_Written request_
Set out each line from the following listing that includes the word "Australia".

─── Source records ───

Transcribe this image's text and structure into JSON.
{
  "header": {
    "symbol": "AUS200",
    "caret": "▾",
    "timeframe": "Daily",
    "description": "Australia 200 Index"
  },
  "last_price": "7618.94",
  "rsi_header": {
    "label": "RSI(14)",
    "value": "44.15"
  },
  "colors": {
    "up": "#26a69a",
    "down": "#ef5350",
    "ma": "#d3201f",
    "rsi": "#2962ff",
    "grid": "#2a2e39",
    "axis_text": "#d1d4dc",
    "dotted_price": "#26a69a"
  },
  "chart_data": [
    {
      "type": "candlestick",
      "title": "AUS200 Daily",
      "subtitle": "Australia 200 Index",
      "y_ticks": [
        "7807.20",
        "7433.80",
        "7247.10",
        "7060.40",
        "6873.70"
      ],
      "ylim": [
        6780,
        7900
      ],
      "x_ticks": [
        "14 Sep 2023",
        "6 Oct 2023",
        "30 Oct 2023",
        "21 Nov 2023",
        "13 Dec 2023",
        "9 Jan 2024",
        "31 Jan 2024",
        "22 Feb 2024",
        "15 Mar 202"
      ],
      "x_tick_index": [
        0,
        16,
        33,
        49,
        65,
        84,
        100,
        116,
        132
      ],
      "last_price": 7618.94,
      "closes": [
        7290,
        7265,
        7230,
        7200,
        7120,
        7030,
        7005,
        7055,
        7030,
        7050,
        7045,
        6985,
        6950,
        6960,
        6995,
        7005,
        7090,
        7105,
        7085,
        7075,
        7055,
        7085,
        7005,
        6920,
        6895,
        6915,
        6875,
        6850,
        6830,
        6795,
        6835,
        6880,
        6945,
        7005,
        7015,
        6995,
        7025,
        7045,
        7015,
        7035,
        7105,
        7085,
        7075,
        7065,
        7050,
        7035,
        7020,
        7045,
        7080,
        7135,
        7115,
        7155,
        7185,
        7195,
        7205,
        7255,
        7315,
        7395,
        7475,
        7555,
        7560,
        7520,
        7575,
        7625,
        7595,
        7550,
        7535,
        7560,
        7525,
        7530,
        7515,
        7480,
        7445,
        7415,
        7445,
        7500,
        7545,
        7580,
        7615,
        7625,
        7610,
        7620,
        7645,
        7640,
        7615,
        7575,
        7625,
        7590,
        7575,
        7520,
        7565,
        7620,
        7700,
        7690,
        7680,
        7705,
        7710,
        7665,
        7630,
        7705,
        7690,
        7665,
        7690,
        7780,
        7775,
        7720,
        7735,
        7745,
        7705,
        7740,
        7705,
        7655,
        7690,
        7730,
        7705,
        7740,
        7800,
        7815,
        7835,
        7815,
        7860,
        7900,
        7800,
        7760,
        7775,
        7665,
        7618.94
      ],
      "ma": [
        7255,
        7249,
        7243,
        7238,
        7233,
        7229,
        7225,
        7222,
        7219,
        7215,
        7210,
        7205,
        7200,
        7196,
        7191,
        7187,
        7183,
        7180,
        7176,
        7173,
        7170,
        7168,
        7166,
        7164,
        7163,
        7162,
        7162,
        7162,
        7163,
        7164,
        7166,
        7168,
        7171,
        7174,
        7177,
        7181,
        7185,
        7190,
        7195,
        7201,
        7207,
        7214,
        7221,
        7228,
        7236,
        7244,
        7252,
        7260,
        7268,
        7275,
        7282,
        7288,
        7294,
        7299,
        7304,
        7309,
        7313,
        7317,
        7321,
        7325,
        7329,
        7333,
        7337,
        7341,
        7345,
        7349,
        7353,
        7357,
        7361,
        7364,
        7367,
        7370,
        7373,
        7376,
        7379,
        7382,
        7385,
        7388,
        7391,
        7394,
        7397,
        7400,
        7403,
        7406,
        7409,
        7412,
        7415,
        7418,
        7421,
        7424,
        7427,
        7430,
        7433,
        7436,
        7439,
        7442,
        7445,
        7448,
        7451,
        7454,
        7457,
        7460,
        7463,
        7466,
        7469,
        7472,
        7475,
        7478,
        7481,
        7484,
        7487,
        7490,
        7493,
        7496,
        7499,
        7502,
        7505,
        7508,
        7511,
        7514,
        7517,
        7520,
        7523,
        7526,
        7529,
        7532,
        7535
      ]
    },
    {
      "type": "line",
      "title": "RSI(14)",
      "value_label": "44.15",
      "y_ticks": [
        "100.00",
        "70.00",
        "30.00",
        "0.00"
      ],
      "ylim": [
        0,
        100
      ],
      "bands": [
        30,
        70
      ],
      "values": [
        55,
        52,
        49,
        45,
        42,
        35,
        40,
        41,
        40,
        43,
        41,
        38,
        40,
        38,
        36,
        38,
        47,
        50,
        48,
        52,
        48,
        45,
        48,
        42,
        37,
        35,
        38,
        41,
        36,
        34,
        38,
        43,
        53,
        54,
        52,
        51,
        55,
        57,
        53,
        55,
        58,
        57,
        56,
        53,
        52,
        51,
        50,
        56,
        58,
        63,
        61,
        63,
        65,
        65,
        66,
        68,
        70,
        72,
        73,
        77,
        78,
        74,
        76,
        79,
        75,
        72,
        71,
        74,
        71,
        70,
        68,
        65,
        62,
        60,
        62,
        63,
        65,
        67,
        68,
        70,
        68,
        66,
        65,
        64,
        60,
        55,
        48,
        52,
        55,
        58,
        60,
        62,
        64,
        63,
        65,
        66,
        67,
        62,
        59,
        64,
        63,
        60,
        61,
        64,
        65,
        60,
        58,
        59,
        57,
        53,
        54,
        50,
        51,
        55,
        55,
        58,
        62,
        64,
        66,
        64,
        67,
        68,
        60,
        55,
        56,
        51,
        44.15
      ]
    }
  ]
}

───

_Solution to this exercise_
    "description": "Australia 200 Index"
      "subtitle": "Australia 200 Index",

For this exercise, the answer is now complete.